What is required ▸ Transcribe exactly the entries from the "Parse this screenshot: output" line to the end, both included, minus pictures.

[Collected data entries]
— BEGIN —

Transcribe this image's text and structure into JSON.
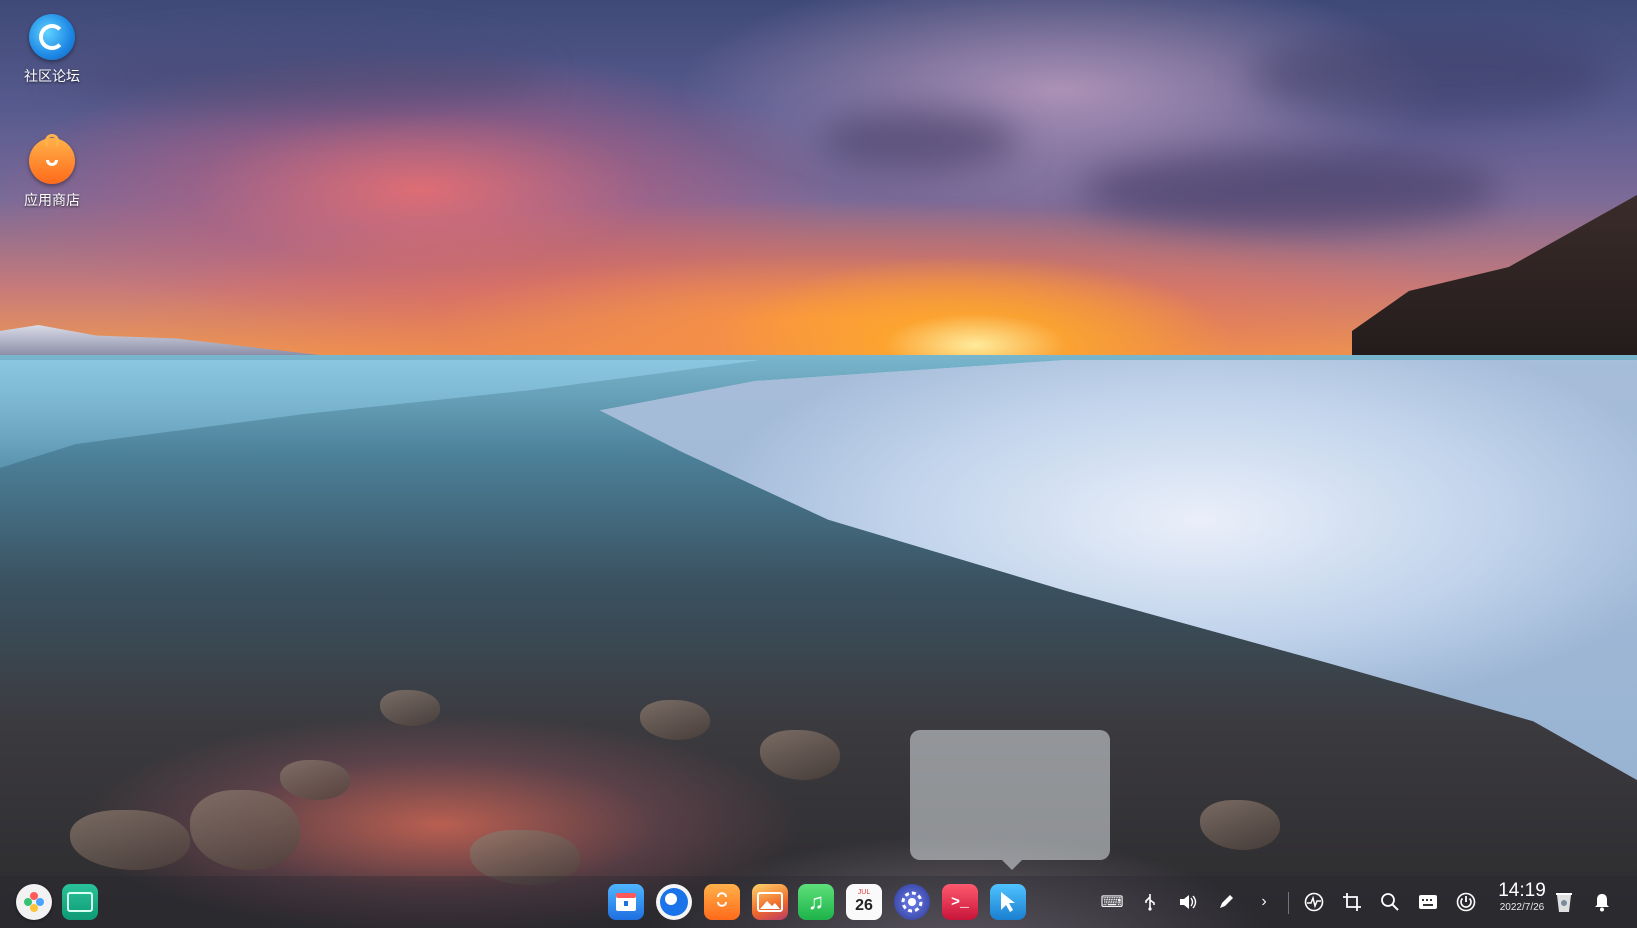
{
  "desktop": {
    "icons": [
      {
        "label": "社区论坛",
        "icon": "deepin-forum-icon"
      },
      {
        "label": "应用商店",
        "icon": "app-store-icon"
      }
    ]
  },
  "dock": {
    "apps": [
      {
        "name": "launcher",
        "icon": "launcher-icon"
      },
      {
        "name": "multitasking-view",
        "icon": "multitask-icon"
      },
      {
        "name": "file-manager",
        "icon": "file-manager-icon",
        "color": "#1e88e5"
      },
      {
        "name": "browser",
        "icon": "browser-icon",
        "color": "#1565c0"
      },
      {
        "name": "app-store",
        "icon": "app-store-icon",
        "color": "#ff7a1f"
      },
      {
        "name": "image-viewer",
        "icon": "photo-icon",
        "color": "#f08a30"
      },
      {
        "name": "music",
        "icon": "music-icon",
        "color": "#32c850"
      },
      {
        "name": "calendar",
        "icon": "calendar-icon",
        "month": "JUL",
        "day": "26"
      },
      {
        "name": "control-center",
        "icon": "settings-icon",
        "color": "#4a5ab8"
      },
      {
        "name": "terminal",
        "icon": "terminal-icon",
        "color": "#e0304a"
      },
      {
        "name": "screenshot-app",
        "icon": "cursor-icon",
        "color": "#2a9ae0"
      }
    ]
  },
  "tray": {
    "items": [
      {
        "name": "onboard-keyboard",
        "icon": "keyboard-icon"
      },
      {
        "name": "usb",
        "icon": "usb-icon"
      },
      {
        "name": "volume",
        "icon": "volume-icon"
      },
      {
        "name": "pen",
        "icon": "pen-icon"
      },
      {
        "name": "expand",
        "icon": "chevron-right-icon"
      },
      {
        "name": "system-monitor",
        "icon": "monitor-icon"
      },
      {
        "name": "screenshot",
        "icon": "crop-icon"
      },
      {
        "name": "search",
        "icon": "search-icon"
      },
      {
        "name": "keyboard-layout",
        "icon": "keyboard-layout-icon"
      },
      {
        "name": "power",
        "icon": "power-icon"
      }
    ],
    "clock": {
      "time": "14:19",
      "date": "2022/7/26"
    },
    "trash_icon": "trash-icon",
    "notification_icon": "bell-icon"
  }
}
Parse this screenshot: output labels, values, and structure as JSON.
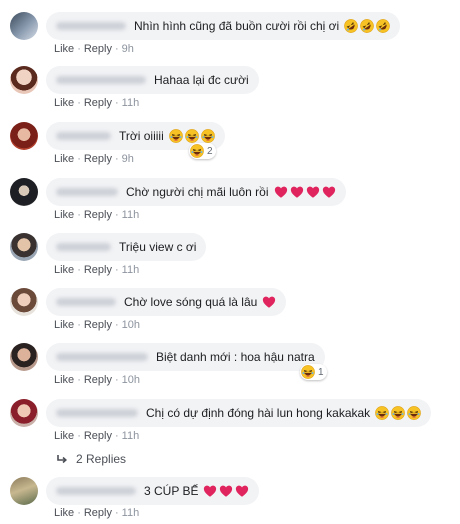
{
  "comments": [
    {
      "text": "Nhìn hình cũng đã buồn cười rồi chị ơi",
      "like": "Like",
      "reply": "Reply",
      "time": "9h"
    },
    {
      "text": "Hahaa lại đc cười",
      "like": "Like",
      "reply": "Reply",
      "time": "11h"
    },
    {
      "text": "Trời oiiiii",
      "like": "Like",
      "reply": "Reply",
      "time": "9h",
      "reaction_count": "2"
    },
    {
      "text": "Chờ người chị mãi luôn rồi",
      "like": "Like",
      "reply": "Reply",
      "time": "11h"
    },
    {
      "text": "Triệu view c ơi",
      "like": "Like",
      "reply": "Reply",
      "time": "11h"
    },
    {
      "text": "Chờ love sóng quá là lâu",
      "like": "Like",
      "reply": "Reply",
      "time": "10h"
    },
    {
      "text": "Biệt danh mới : hoa hậu natra",
      "like": "Like",
      "reply": "Reply",
      "time": "10h",
      "reaction_count": "1"
    },
    {
      "text": "Chị có dự định đóng hài lun hong kakakak",
      "like": "Like",
      "reply": "Reply",
      "time": "11h"
    },
    {
      "text": "3 CÚP BẾ",
      "like": "Like",
      "reply": "Reply",
      "time": "11h"
    }
  ],
  "replies_label": "2 Replies",
  "colors": {
    "bubble": "#f2f3f5",
    "link": "#4b4f56",
    "heart": "#e0245e",
    "emoji": "#f7b125"
  },
  "icons": [
    "rofl-emoji-icon",
    "laughing-emoji-icon",
    "heart-icon",
    "reply-arrow-icon"
  ]
}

— END —

Response for this exercise ▸
Parse this screenshot: output labels, values, and structure as JSON.
{
  "comments": [
    {
      "text": "Nhìn hình cũng đã buồn cười rồi chị ơi",
      "like": "Like",
      "reply": "Reply",
      "time": "9h"
    },
    {
      "text": "Hahaa lại đc cười",
      "like": "Like",
      "reply": "Reply",
      "time": "11h"
    },
    {
      "text": "Trời oiiiii",
      "like": "Like",
      "reply": "Reply",
      "time": "9h",
      "reaction_count": "2"
    },
    {
      "text": "Chờ người chị mãi luôn rồi",
      "like": "Like",
      "reply": "Reply",
      "time": "11h"
    },
    {
      "text": "Triệu view c ơi",
      "like": "Like",
      "reply": "Reply",
      "time": "11h"
    },
    {
      "text": "Chờ love sóng quá là lâu",
      "like": "Like",
      "reply": "Reply",
      "time": "10h"
    },
    {
      "text": "Biệt danh mới : hoa hậu natra",
      "like": "Like",
      "reply": "Reply",
      "time": "10h",
      "reaction_count": "1"
    },
    {
      "text": "Chị có dự định đóng hài lun hong kakakak",
      "like": "Like",
      "reply": "Reply",
      "time": "11h"
    },
    {
      "text": "3 CÚP BẾ",
      "like": "Like",
      "reply": "Reply",
      "time": "11h"
    }
  ],
  "replies_label": "2 Replies",
  "colors": {
    "bubble": "#f2f3f5",
    "link": "#4b4f56",
    "heart": "#e0245e",
    "emoji": "#f7b125"
  },
  "icons": [
    "rofl-emoji-icon",
    "laughing-emoji-icon",
    "heart-icon",
    "reply-arrow-icon"
  ]
}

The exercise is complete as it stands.